TASK: Extract all lines that hold the string "plus".

— Begin INPUT —

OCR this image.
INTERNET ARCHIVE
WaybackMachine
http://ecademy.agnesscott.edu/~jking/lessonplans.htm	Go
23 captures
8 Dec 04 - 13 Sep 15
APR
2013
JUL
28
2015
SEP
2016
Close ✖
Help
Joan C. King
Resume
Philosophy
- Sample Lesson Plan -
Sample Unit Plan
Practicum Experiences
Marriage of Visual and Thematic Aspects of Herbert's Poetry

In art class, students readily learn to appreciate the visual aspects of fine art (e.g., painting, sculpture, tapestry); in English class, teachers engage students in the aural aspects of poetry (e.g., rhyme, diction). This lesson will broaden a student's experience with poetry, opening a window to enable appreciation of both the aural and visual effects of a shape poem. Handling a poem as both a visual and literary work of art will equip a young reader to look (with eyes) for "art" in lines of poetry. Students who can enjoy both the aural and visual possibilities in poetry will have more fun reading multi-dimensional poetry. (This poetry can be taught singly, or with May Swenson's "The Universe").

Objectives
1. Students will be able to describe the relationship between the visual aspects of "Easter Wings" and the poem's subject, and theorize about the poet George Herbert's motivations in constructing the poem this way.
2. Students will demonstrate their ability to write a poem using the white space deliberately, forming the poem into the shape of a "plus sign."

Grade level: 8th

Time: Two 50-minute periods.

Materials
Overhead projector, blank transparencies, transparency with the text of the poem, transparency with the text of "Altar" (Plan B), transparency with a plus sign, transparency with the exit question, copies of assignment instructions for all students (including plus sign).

— End INPUT —

WRITTEN SOLUTION:
2. Students will demonstrate their ability to write a poem using the white space deliberately, forming the poem into the shape of a "plus sign."
Overhead projector, blank transparencies, transparency with the text of the poem, transparency with the text of "Altar" (Plan B), transparency with a plus sign, transparency with the exit question, copies of assignment instructions for all students (including plus sign).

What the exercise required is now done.